▶ WRITTEN INSTRUCTION
The answer is one number: how many lines in the data below hold "this".

(Records from a data source)
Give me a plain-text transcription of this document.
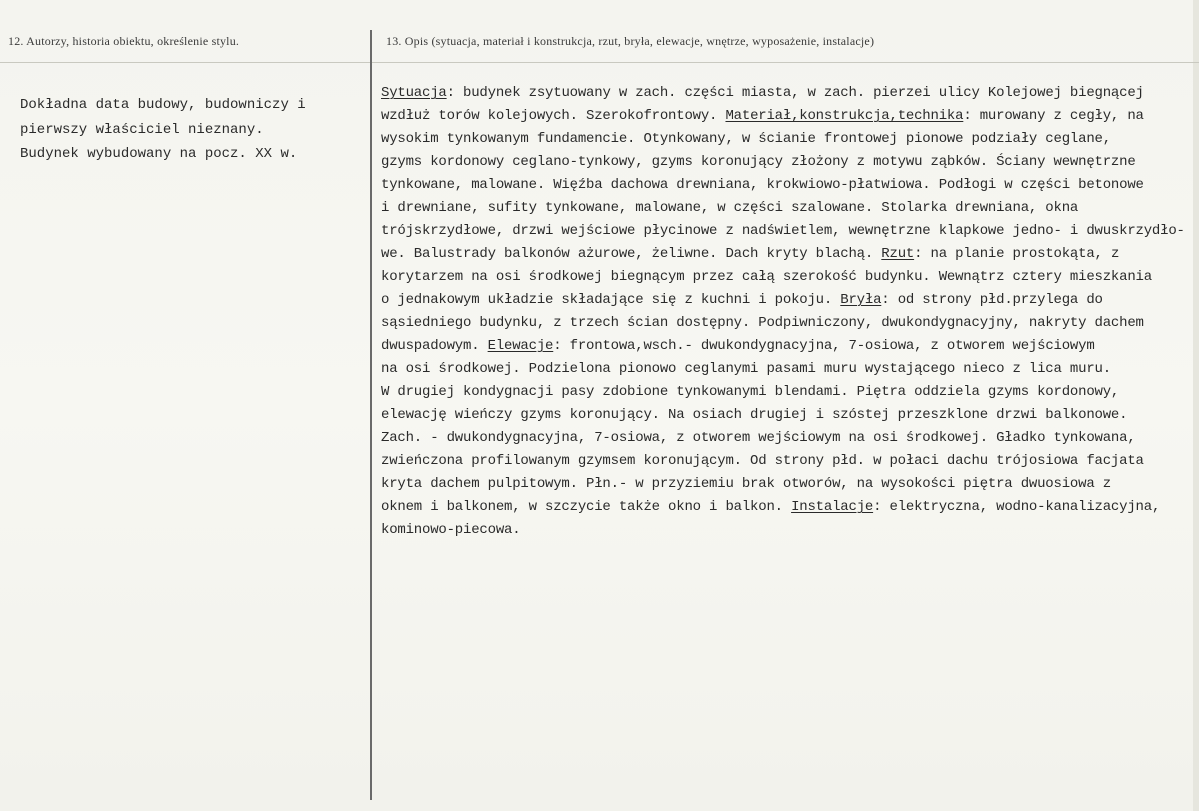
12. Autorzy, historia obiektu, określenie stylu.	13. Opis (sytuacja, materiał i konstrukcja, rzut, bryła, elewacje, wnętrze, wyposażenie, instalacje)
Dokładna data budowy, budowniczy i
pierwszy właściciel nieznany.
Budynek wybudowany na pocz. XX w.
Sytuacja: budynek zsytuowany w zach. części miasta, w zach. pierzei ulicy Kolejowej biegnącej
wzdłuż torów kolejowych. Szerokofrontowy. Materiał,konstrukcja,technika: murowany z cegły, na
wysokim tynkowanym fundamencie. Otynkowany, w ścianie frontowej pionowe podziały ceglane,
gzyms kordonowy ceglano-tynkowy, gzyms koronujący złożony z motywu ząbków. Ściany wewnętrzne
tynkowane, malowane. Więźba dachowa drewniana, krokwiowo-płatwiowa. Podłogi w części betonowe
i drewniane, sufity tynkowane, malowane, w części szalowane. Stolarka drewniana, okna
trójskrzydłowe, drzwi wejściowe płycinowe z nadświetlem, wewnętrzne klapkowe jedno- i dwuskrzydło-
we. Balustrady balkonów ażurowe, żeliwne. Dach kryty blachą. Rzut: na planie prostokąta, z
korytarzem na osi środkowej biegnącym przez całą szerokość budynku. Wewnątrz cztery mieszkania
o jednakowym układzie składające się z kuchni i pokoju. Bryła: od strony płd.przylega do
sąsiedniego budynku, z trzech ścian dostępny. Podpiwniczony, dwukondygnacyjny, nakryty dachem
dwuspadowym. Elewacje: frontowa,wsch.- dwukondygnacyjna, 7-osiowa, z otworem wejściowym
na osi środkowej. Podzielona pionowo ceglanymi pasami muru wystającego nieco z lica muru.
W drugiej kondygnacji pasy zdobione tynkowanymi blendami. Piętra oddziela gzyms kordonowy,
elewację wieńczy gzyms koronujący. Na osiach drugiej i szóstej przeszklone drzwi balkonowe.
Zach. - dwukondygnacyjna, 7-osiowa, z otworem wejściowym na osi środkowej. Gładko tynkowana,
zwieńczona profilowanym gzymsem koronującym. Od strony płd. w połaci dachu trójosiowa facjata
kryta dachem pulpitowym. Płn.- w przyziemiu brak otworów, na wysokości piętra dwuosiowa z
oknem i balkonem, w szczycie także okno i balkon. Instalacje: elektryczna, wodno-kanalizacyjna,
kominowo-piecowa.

--

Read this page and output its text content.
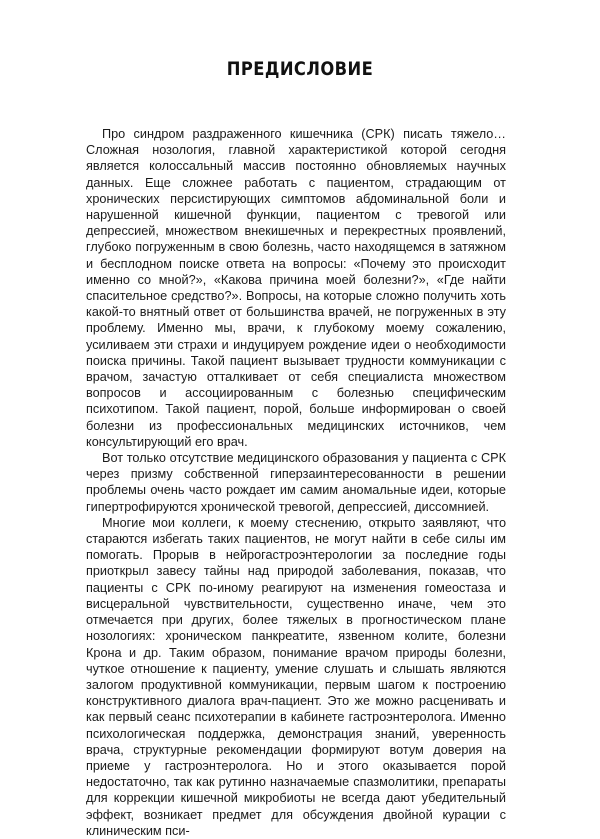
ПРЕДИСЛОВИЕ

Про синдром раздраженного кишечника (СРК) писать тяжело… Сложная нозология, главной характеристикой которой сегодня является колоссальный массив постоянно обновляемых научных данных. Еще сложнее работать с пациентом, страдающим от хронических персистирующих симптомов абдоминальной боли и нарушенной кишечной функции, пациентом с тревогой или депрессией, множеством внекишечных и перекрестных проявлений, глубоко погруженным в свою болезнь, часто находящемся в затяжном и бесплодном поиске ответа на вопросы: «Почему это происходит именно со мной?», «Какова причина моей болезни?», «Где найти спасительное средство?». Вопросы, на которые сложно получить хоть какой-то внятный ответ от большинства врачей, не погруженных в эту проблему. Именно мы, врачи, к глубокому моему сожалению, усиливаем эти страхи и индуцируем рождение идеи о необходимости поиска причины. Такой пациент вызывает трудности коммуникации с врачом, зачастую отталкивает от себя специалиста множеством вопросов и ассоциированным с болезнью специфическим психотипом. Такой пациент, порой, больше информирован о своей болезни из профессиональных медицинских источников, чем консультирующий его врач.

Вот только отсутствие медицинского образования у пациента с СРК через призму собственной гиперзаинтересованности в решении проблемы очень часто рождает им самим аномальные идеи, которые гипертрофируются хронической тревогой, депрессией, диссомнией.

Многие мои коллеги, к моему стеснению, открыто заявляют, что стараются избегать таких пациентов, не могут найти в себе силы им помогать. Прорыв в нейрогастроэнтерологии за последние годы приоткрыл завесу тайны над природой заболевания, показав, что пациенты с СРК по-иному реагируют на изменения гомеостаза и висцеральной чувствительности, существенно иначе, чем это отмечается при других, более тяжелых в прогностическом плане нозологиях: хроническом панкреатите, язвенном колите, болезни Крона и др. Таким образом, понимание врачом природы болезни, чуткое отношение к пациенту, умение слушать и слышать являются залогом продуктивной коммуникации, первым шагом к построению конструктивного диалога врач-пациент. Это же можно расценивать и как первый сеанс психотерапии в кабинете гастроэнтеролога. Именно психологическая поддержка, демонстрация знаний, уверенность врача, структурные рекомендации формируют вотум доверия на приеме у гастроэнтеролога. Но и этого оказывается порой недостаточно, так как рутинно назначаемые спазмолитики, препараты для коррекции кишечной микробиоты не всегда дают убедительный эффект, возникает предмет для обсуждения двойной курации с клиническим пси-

▶ THE COMPLETED TASK
2